Records for the exercise>
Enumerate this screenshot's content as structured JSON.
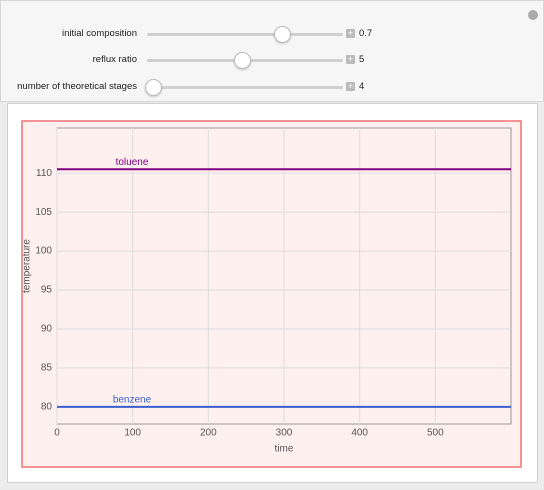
{
  "controls": [
    {
      "label": "initial composition",
      "value": 0.7
    },
    {
      "label": "reflux ratio",
      "value": 5
    },
    {
      "label": "number of theoretical stages",
      "value": 4
    }
  ],
  "chart_data": {
    "type": "line",
    "xlabel": "time",
    "ylabel": "temperature",
    "x": [
      0,
      600
    ],
    "series": [
      {
        "name": "toluene",
        "color": "#800080",
        "values": [
          110.5,
          110.5
        ]
      },
      {
        "name": "benzene",
        "color": "#3a5fcd",
        "values": [
          80.0,
          80.0
        ]
      }
    ],
    "xlim": [
      0,
      600
    ],
    "xticks": [
      0,
      100,
      200,
      300,
      400,
      500
    ],
    "ylim": [
      77.8,
      115.8
    ],
    "yticks": [
      80,
      85,
      90,
      95,
      100,
      105,
      110
    ],
    "grid": true
  }
}
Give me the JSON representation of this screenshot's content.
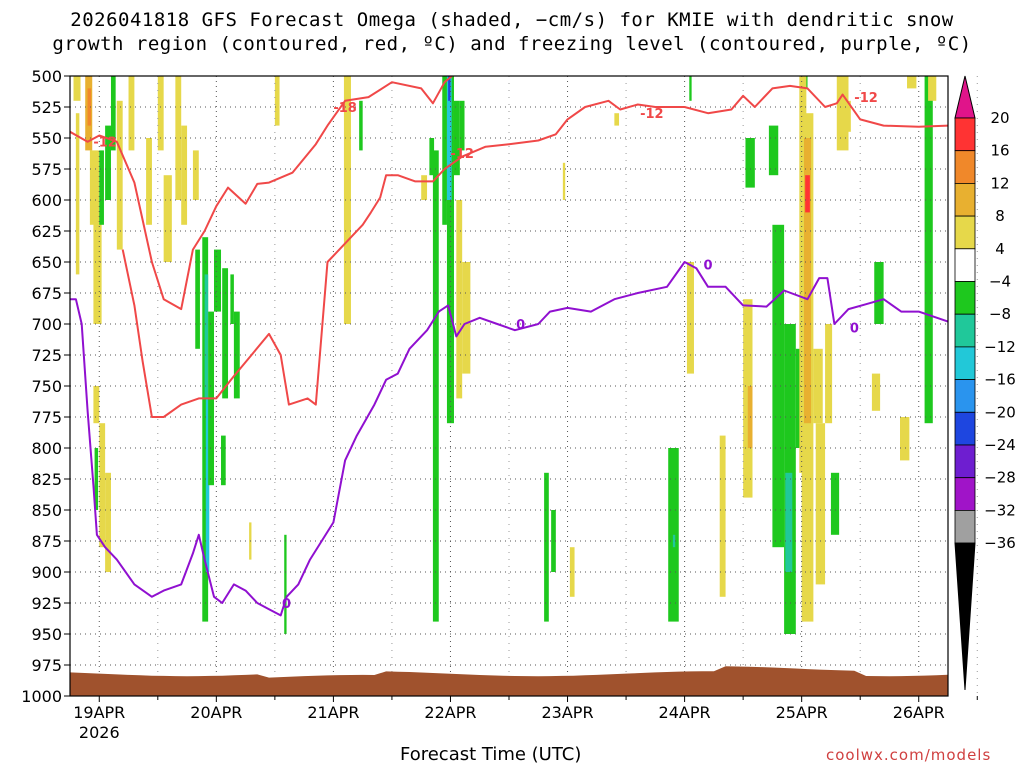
{
  "title_lines": [
    "2026041818 GFS Forecast Omega (shaded, −cm/s) for KMIE with dendritic snow",
    "growth region (contoured, red, ºC) and freezing level (contoured, purple, ºC)"
  ],
  "xlabel": "Forecast Time (UTC)",
  "credit": "coolwx.com/models",
  "chart_data": {
    "type": "heatmap",
    "title": "2026041818 GFS Forecast Omega (shaded, −cm/s) for KMIE with dendritic snow growth region (contoured, red, ºC) and freezing level (contoured, purple, ºC)",
    "xlabel": "Forecast Time (UTC)",
    "ylabel": "",
    "x_ticks": [
      "19APR",
      "20APR",
      "21APR",
      "22APR",
      "23APR",
      "24APR",
      "25APR",
      "26APR"
    ],
    "x_year_label": "2026",
    "y_axis": "pressure (hPa), reversed",
    "y_ticks": [
      500,
      525,
      550,
      575,
      600,
      625,
      650,
      675,
      700,
      725,
      750,
      775,
      800,
      825,
      850,
      875,
      900,
      925,
      950,
      975,
      1000
    ],
    "ylim": [
      1000,
      500
    ],
    "xlim_days_from_19APR": [
      -0.25,
      7.25
    ],
    "grid": true,
    "colorbar": {
      "levels": [
        20,
        16,
        12,
        8,
        4,
        -4,
        -8,
        -12,
        -16,
        -20,
        -24,
        -28,
        -32,
        -36
      ],
      "colors": [
        "#ff3333",
        "#f0882a",
        "#e8b030",
        "#e6d84a",
        "#ffffff",
        "#1ec81e",
        "#20c89a",
        "#22c8d8",
        "#2a94ee",
        "#1e46e0",
        "#6e1ed0",
        "#a014c8",
        "#a0a0a0"
      ],
      "extend_high_color": "#e0148a",
      "extend_low_color": "#000000"
    },
    "contour_labels": {
      "dendritic_red": [
        "-12",
        "-18"
      ],
      "freezing_purple": [
        "0"
      ]
    },
    "dendritic_upper_contour": [
      {
        "t": -0.25,
        "p": 545
      },
      {
        "t": -0.1,
        "p": 553
      },
      {
        "t": 0.0,
        "p": 548
      },
      {
        "t": 0.15,
        "p": 553
      },
      {
        "t": 0.3,
        "p": 586
      },
      {
        "t": 0.45,
        "p": 650
      },
      {
        "t": 0.55,
        "p": 680
      },
      {
        "t": 0.7,
        "p": 688
      },
      {
        "t": 0.8,
        "p": 640
      },
      {
        "t": 0.9,
        "p": 625
      },
      {
        "t": 1.0,
        "p": 605
      },
      {
        "t": 1.1,
        "p": 590
      },
      {
        "t": 1.25,
        "p": 603
      },
      {
        "t": 1.35,
        "p": 587
      },
      {
        "t": 1.45,
        "p": 586
      },
      {
        "t": 1.65,
        "p": 578
      },
      {
        "t": 1.85,
        "p": 555
      },
      {
        "t": 1.95,
        "p": 540
      },
      {
        "t": 2.1,
        "p": 520
      },
      {
        "t": 2.3,
        "p": 517
      },
      {
        "t": 2.5,
        "p": 505
      },
      {
        "t": 2.75,
        "p": 510
      },
      {
        "t": 2.85,
        "p": 522
      },
      {
        "t": 2.95,
        "p": 505
      },
      {
        "t": 3.1,
        "p": 493
      }
    ],
    "dendritic_lower_contour": [
      {
        "t": 0.2,
        "p": 640
      },
      {
        "t": 0.3,
        "p": 685
      },
      {
        "t": 0.37,
        "p": 730
      },
      {
        "t": 0.45,
        "p": 775
      },
      {
        "t": 0.55,
        "p": 775
      },
      {
        "t": 0.7,
        "p": 765
      },
      {
        "t": 0.85,
        "p": 760
      },
      {
        "t": 1.0,
        "p": 760
      },
      {
        "t": 1.15,
        "p": 742
      },
      {
        "t": 1.3,
        "p": 725
      },
      {
        "t": 1.45,
        "p": 708
      },
      {
        "t": 1.55,
        "p": 725
      },
      {
        "t": 1.62,
        "p": 765
      },
      {
        "t": 1.78,
        "p": 760
      },
      {
        "t": 1.85,
        "p": 765
      },
      {
        "t": 1.95,
        "p": 650
      },
      {
        "t": 2.05,
        "p": 640
      },
      {
        "t": 2.15,
        "p": 630
      },
      {
        "t": 2.25,
        "p": 620
      },
      {
        "t": 2.32,
        "p": 610
      },
      {
        "t": 2.4,
        "p": 598
      },
      {
        "t": 2.45,
        "p": 580
      },
      {
        "t": 2.55,
        "p": 580
      },
      {
        "t": 2.7,
        "p": 585
      },
      {
        "t": 2.85,
        "p": 585
      },
      {
        "t": 2.95,
        "p": 575
      },
      {
        "t": 3.1,
        "p": 565
      },
      {
        "t": 3.3,
        "p": 557
      },
      {
        "t": 3.5,
        "p": 555
      },
      {
        "t": 3.75,
        "p": 552
      },
      {
        "t": 3.9,
        "p": 547
      },
      {
        "t": 4.0,
        "p": 535
      },
      {
        "t": 4.15,
        "p": 525
      },
      {
        "t": 4.35,
        "p": 520
      },
      {
        "t": 4.45,
        "p": 527
      },
      {
        "t": 4.6,
        "p": 523
      },
      {
        "t": 4.75,
        "p": 525
      },
      {
        "t": 5.0,
        "p": 525
      },
      {
        "t": 5.2,
        "p": 530
      },
      {
        "t": 5.4,
        "p": 527
      },
      {
        "t": 5.5,
        "p": 516
      },
      {
        "t": 5.6,
        "p": 525
      },
      {
        "t": 5.75,
        "p": 510
      },
      {
        "t": 5.9,
        "p": 508
      },
      {
        "t": 6.05,
        "p": 510
      },
      {
        "t": 6.2,
        "p": 525
      },
      {
        "t": 6.3,
        "p": 522
      },
      {
        "t": 6.35,
        "p": 515
      },
      {
        "t": 6.5,
        "p": 535
      },
      {
        "t": 6.7,
        "p": 540
      },
      {
        "t": 7.0,
        "p": 541
      },
      {
        "t": 7.25,
        "p": 540
      }
    ],
    "freezing_level_contour": [
      {
        "t": -0.25,
        "p": 680
      },
      {
        "t": -0.2,
        "p": 680
      },
      {
        "t": -0.15,
        "p": 700
      },
      {
        "t": -0.1,
        "p": 770
      },
      {
        "t": -0.05,
        "p": 830
      },
      {
        "t": -0.02,
        "p": 870
      },
      {
        "t": 0.05,
        "p": 880
      },
      {
        "t": 0.15,
        "p": 890
      },
      {
        "t": 0.3,
        "p": 910
      },
      {
        "t": 0.45,
        "p": 920
      },
      {
        "t": 0.55,
        "p": 915
      },
      {
        "t": 0.7,
        "p": 910
      },
      {
        "t": 0.8,
        "p": 885
      },
      {
        "t": 0.85,
        "p": 870
      },
      {
        "t": 0.9,
        "p": 890
      },
      {
        "t": 0.98,
        "p": 920
      },
      {
        "t": 1.05,
        "p": 925
      },
      {
        "t": 1.15,
        "p": 910
      },
      {
        "t": 1.25,
        "p": 915
      },
      {
        "t": 1.35,
        "p": 925
      },
      {
        "t": 1.45,
        "p": 930
      },
      {
        "t": 1.55,
        "p": 935
      },
      {
        "t": 1.6,
        "p": 920
      },
      {
        "t": 1.7,
        "p": 910
      },
      {
        "t": 1.8,
        "p": 890
      },
      {
        "t": 1.9,
        "p": 875
      },
      {
        "t": 2.0,
        "p": 860
      },
      {
        "t": 2.1,
        "p": 810
      },
      {
        "t": 2.2,
        "p": 790
      },
      {
        "t": 2.35,
        "p": 765
      },
      {
        "t": 2.45,
        "p": 745
      },
      {
        "t": 2.55,
        "p": 740
      },
      {
        "t": 2.65,
        "p": 720
      },
      {
        "t": 2.8,
        "p": 705
      },
      {
        "t": 2.9,
        "p": 690
      },
      {
        "t": 2.98,
        "p": 685
      },
      {
        "t": 3.05,
        "p": 710
      },
      {
        "t": 3.12,
        "p": 700
      },
      {
        "t": 3.25,
        "p": 695
      },
      {
        "t": 3.4,
        "p": 700
      },
      {
        "t": 3.55,
        "p": 705
      },
      {
        "t": 3.75,
        "p": 700
      },
      {
        "t": 3.85,
        "p": 690
      },
      {
        "t": 4.0,
        "p": 687
      },
      {
        "t": 4.2,
        "p": 690
      },
      {
        "t": 4.4,
        "p": 680
      },
      {
        "t": 4.6,
        "p": 675
      },
      {
        "t": 4.85,
        "p": 670
      },
      {
        "t": 5.0,
        "p": 650
      },
      {
        "t": 5.1,
        "p": 655
      },
      {
        "t": 5.2,
        "p": 670
      },
      {
        "t": 5.35,
        "p": 670
      },
      {
        "t": 5.5,
        "p": 685
      },
      {
        "t": 5.7,
        "p": 686
      },
      {
        "t": 5.85,
        "p": 673
      },
      {
        "t": 6.05,
        "p": 680
      },
      {
        "t": 6.15,
        "p": 663
      },
      {
        "t": 6.22,
        "p": 663
      },
      {
        "t": 6.28,
        "p": 700
      },
      {
        "t": 6.4,
        "p": 688
      },
      {
        "t": 6.55,
        "p": 684
      },
      {
        "t": 6.7,
        "p": 680
      },
      {
        "t": 6.85,
        "p": 690
      },
      {
        "t": 7.0,
        "p": 690
      },
      {
        "t": 7.25,
        "p": 698
      }
    ],
    "omega_cells": [
      {
        "t0": -0.22,
        "t1": -0.16,
        "p0": 500,
        "p1": 520,
        "v": 6
      },
      {
        "t0": -0.2,
        "t1": -0.17,
        "p0": 530,
        "p1": 660,
        "v": 5
      },
      {
        "t0": -0.12,
        "t1": -0.06,
        "p0": 500,
        "p1": 560,
        "v": 10
      },
      {
        "t0": -0.1,
        "t1": -0.07,
        "p0": 510,
        "p1": 540,
        "v": 13
      },
      {
        "t0": -0.08,
        "t1": 0.0,
        "p0": 560,
        "p1": 620,
        "v": 5
      },
      {
        "t0": -0.05,
        "t1": 0.02,
        "p0": 610,
        "p1": 700,
        "v": 6
      },
      {
        "t0": 0.0,
        "t1": 0.04,
        "p0": 560,
        "p1": 620,
        "v": -6
      },
      {
        "t0": 0.05,
        "t1": 0.1,
        "p0": 540,
        "p1": 600,
        "v": -6
      },
      {
        "t0": 0.1,
        "t1": 0.14,
        "p0": 500,
        "p1": 560,
        "v": -6
      },
      {
        "t0": -0.05,
        "t1": 0.0,
        "p0": 750,
        "p1": 780,
        "v": 5
      },
      {
        "t0": -0.04,
        "t1": -0.01,
        "p0": 800,
        "p1": 850,
        "v": -6
      },
      {
        "t0": 0.0,
        "t1": 0.05,
        "p0": 780,
        "p1": 880,
        "v": 5
      },
      {
        "t0": 0.05,
        "t1": 0.1,
        "p0": 820,
        "p1": 900,
        "v": 6
      },
      {
        "t0": 0.15,
        "t1": 0.2,
        "p0": 520,
        "p1": 640,
        "v": 5
      },
      {
        "t0": 0.25,
        "t1": 0.3,
        "p0": 500,
        "p1": 560,
        "v": 5
      },
      {
        "t0": 0.4,
        "t1": 0.45,
        "p0": 550,
        "p1": 620,
        "v": 5
      },
      {
        "t0": 0.5,
        "t1": 0.55,
        "p0": 500,
        "p1": 560,
        "v": 6
      },
      {
        "t0": 0.55,
        "t1": 0.62,
        "p0": 580,
        "p1": 650,
        "v": 5
      },
      {
        "t0": 0.65,
        "t1": 0.7,
        "p0": 500,
        "p1": 600,
        "v": 5
      },
      {
        "t0": 0.7,
        "t1": 0.75,
        "p0": 540,
        "p1": 620,
        "v": 6
      },
      {
        "t0": 0.82,
        "t1": 0.86,
        "p0": 640,
        "p1": 720,
        "v": -6
      },
      {
        "t0": 0.88,
        "t1": 0.93,
        "p0": 630,
        "p1": 940,
        "v": -6
      },
      {
        "t0": 0.9,
        "t1": 0.93,
        "p0": 660,
        "p1": 760,
        "v": -10
      },
      {
        "t0": 0.91,
        "t1": 0.94,
        "p0": 760,
        "p1": 900,
        "v": -14
      },
      {
        "t0": 0.93,
        "t1": 0.98,
        "p0": 690,
        "p1": 830,
        "v": -6
      },
      {
        "t0": 0.98,
        "t1": 1.04,
        "p0": 640,
        "p1": 690,
        "v": -6
      },
      {
        "t0": 1.05,
        "t1": 1.1,
        "p0": 655,
        "p1": 760,
        "v": -6
      },
      {
        "t0": 1.12,
        "t1": 1.15,
        "p0": 660,
        "p1": 700,
        "v": -6
      },
      {
        "t0": 1.15,
        "t1": 1.2,
        "p0": 690,
        "p1": 760,
        "v": -6
      },
      {
        "t0": 1.04,
        "t1": 1.08,
        "p0": 790,
        "p1": 830,
        "v": -6
      },
      {
        "t0": 0.8,
        "t1": 0.85,
        "p0": 560,
        "p1": 600,
        "v": 5
      },
      {
        "t0": 1.28,
        "t1": 1.3,
        "p0": 860,
        "p1": 890,
        "v": 5
      },
      {
        "t0": 1.5,
        "t1": 1.54,
        "p0": 500,
        "p1": 540,
        "v": 5
      },
      {
        "t0": 1.58,
        "t1": 1.6,
        "p0": 870,
        "p1": 950,
        "v": -6
      },
      {
        "t0": 2.09,
        "t1": 2.15,
        "p0": 500,
        "p1": 700,
        "v": 5
      },
      {
        "t0": 2.22,
        "t1": 2.25,
        "p0": 520,
        "p1": 560,
        "v": -6
      },
      {
        "t0": 2.75,
        "t1": 2.8,
        "p0": 580,
        "p1": 600,
        "v": 5
      },
      {
        "t0": 2.82,
        "t1": 2.86,
        "p0": 550,
        "p1": 580,
        "v": -6
      },
      {
        "t0": 2.85,
        "t1": 2.9,
        "p0": 560,
        "p1": 940,
        "v": -6
      },
      {
        "t0": 2.93,
        "t1": 2.97,
        "p0": 500,
        "p1": 620,
        "v": -6
      },
      {
        "t0": 2.97,
        "t1": 3.03,
        "p0": 500,
        "p1": 780,
        "v": -6
      },
      {
        "t0": 2.97,
        "t1": 3.01,
        "p0": 500,
        "p1": 600,
        "v": -14
      },
      {
        "t0": 2.98,
        "t1": 3.0,
        "p0": 500,
        "p1": 520,
        "v": -20
      },
      {
        "t0": 3.03,
        "t1": 3.08,
        "p0": 520,
        "p1": 580,
        "v": -6
      },
      {
        "t0": 3.05,
        "t1": 3.1,
        "p0": 600,
        "p1": 760,
        "v": 5
      },
      {
        "t0": 3.1,
        "t1": 3.17,
        "p0": 650,
        "p1": 740,
        "v": 5
      },
      {
        "t0": 3.08,
        "t1": 3.12,
        "p0": 520,
        "p1": 560,
        "v": -6
      },
      {
        "t0": 3.8,
        "t1": 3.84,
        "p0": 820,
        "p1": 940,
        "v": -6
      },
      {
        "t0": 3.86,
        "t1": 3.9,
        "p0": 850,
        "p1": 900,
        "v": -6
      },
      {
        "t0": 3.96,
        "t1": 3.98,
        "p0": 570,
        "p1": 600,
        "v": 5
      },
      {
        "t0": 4.02,
        "t1": 4.06,
        "p0": 880,
        "p1": 920,
        "v": 5
      },
      {
        "t0": 4.4,
        "t1": 4.44,
        "p0": 530,
        "p1": 540,
        "v": 5
      },
      {
        "t0": 4.86,
        "t1": 4.95,
        "p0": 800,
        "p1": 940,
        "v": -6
      },
      {
        "t0": 4.9,
        "t1": 4.92,
        "p0": 870,
        "p1": 880,
        "v": -10
      },
      {
        "t0": 5.02,
        "t1": 5.08,
        "p0": 650,
        "p1": 740,
        "v": 5
      },
      {
        "t0": 5.04,
        "t1": 5.06,
        "p0": 500,
        "p1": 520,
        "v": -6
      },
      {
        "t0": 5.3,
        "t1": 5.35,
        "p0": 790,
        "p1": 920,
        "v": 5
      },
      {
        "t0": 5.52,
        "t1": 5.6,
        "p0": 550,
        "p1": 590,
        "v": -6
      },
      {
        "t0": 5.5,
        "t1": 5.58,
        "p0": 680,
        "p1": 840,
        "v": 5
      },
      {
        "t0": 5.54,
        "t1": 5.58,
        "p0": 750,
        "p1": 800,
        "v": 10
      },
      {
        "t0": 5.72,
        "t1": 5.8,
        "p0": 540,
        "p1": 580,
        "v": -6
      },
      {
        "t0": 5.75,
        "t1": 5.85,
        "p0": 620,
        "p1": 880,
        "v": -6
      },
      {
        "t0": 5.85,
        "t1": 5.95,
        "p0": 700,
        "p1": 950,
        "v": -6
      },
      {
        "t0": 5.86,
        "t1": 5.92,
        "p0": 820,
        "p1": 900,
        "v": -10
      },
      {
        "t0": 5.95,
        "t1": 6.0,
        "p0": 720,
        "p1": 800,
        "v": -6
      },
      {
        "t0": 6.0,
        "t1": 6.05,
        "p0": 500,
        "p1": 510,
        "v": -6
      },
      {
        "t0": 5.98,
        "t1": 6.04,
        "p0": 500,
        "p1": 820,
        "v": 5
      },
      {
        "t0": 6.0,
        "t1": 6.1,
        "p0": 530,
        "p1": 940,
        "v": 8
      },
      {
        "t0": 6.02,
        "t1": 6.08,
        "p0": 550,
        "p1": 780,
        "v": 12
      },
      {
        "t0": 6.03,
        "t1": 6.07,
        "p0": 580,
        "p1": 610,
        "v": 18
      },
      {
        "t0": 6.1,
        "t1": 6.18,
        "p0": 720,
        "p1": 780,
        "v": 5
      },
      {
        "t0": 6.12,
        "t1": 6.2,
        "p0": 780,
        "p1": 910,
        "v": 5
      },
      {
        "t0": 6.2,
        "t1": 6.26,
        "p0": 700,
        "p1": 780,
        "v": 5
      },
      {
        "t0": 6.25,
        "t1": 6.32,
        "p0": 820,
        "p1": 870,
        "v": -6
      },
      {
        "t0": 6.3,
        "t1": 6.4,
        "p0": 500,
        "p1": 560,
        "v": 5
      },
      {
        "t0": 6.35,
        "t1": 6.42,
        "p0": 520,
        "p1": 545,
        "v": 6
      },
      {
        "t0": 6.62,
        "t1": 6.7,
        "p0": 650,
        "p1": 700,
        "v": -6
      },
      {
        "t0": 6.6,
        "t1": 6.67,
        "p0": 740,
        "p1": 770,
        "v": 5
      },
      {
        "t0": 6.84,
        "t1": 6.92,
        "p0": 775,
        "p1": 810,
        "v": 5
      },
      {
        "t0": 6.9,
        "t1": 6.98,
        "p0": 500,
        "p1": 510,
        "v": 5
      },
      {
        "t0": 7.05,
        "t1": 7.12,
        "p0": 500,
        "p1": 780,
        "v": -6
      },
      {
        "t0": 7.08,
        "t1": 7.15,
        "p0": 500,
        "p1": 520,
        "v": 5
      }
    ],
    "terrain_color": "#a0522d"
  }
}
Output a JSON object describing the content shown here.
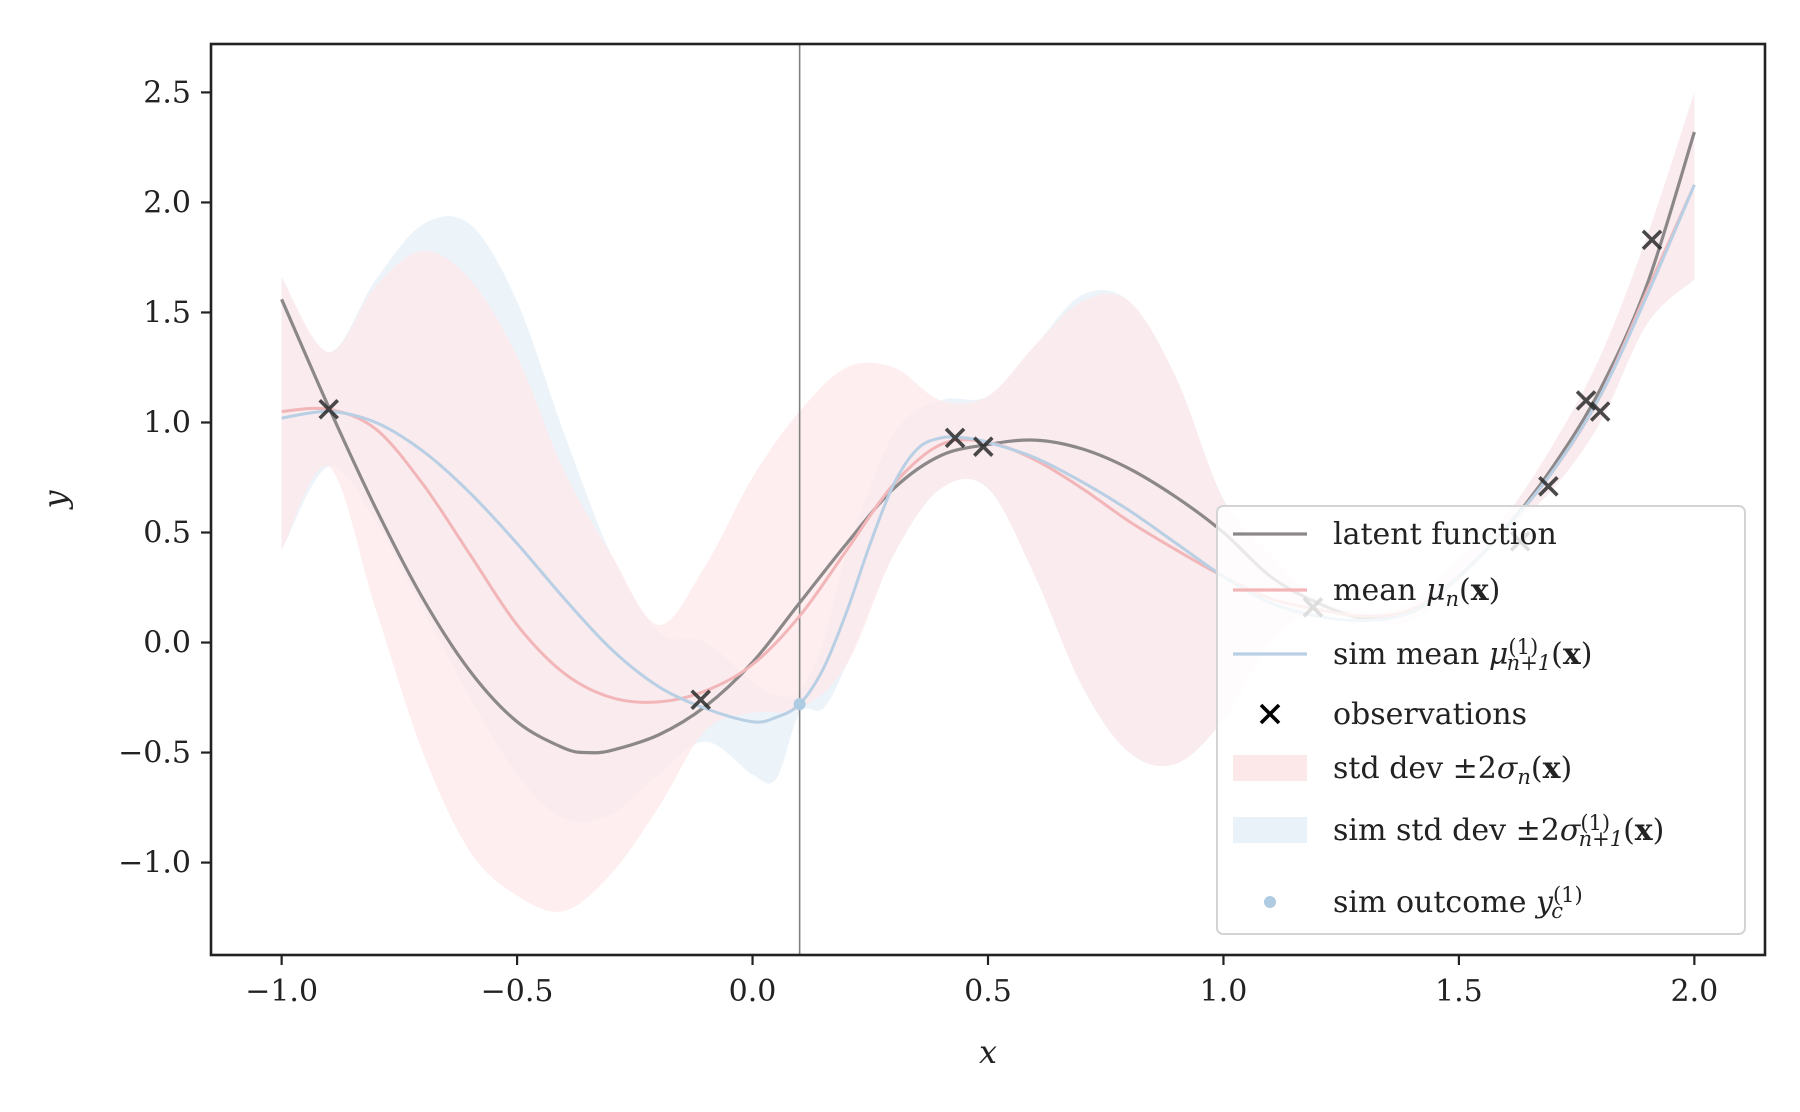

Given instruction>
All lines that include "growth" are to be gathered and copied.

Response to the exercise>
    "growth region (contoured, red, ºC) and freezing level (contoured, purple, ºC)"
    "title": "2026041818 GFS Forecast Omega (shaded, −cm/s) for KMIE with dendritic snow growth region (contoured, red, ºC) and freezing level (contoured, purple, ºC)",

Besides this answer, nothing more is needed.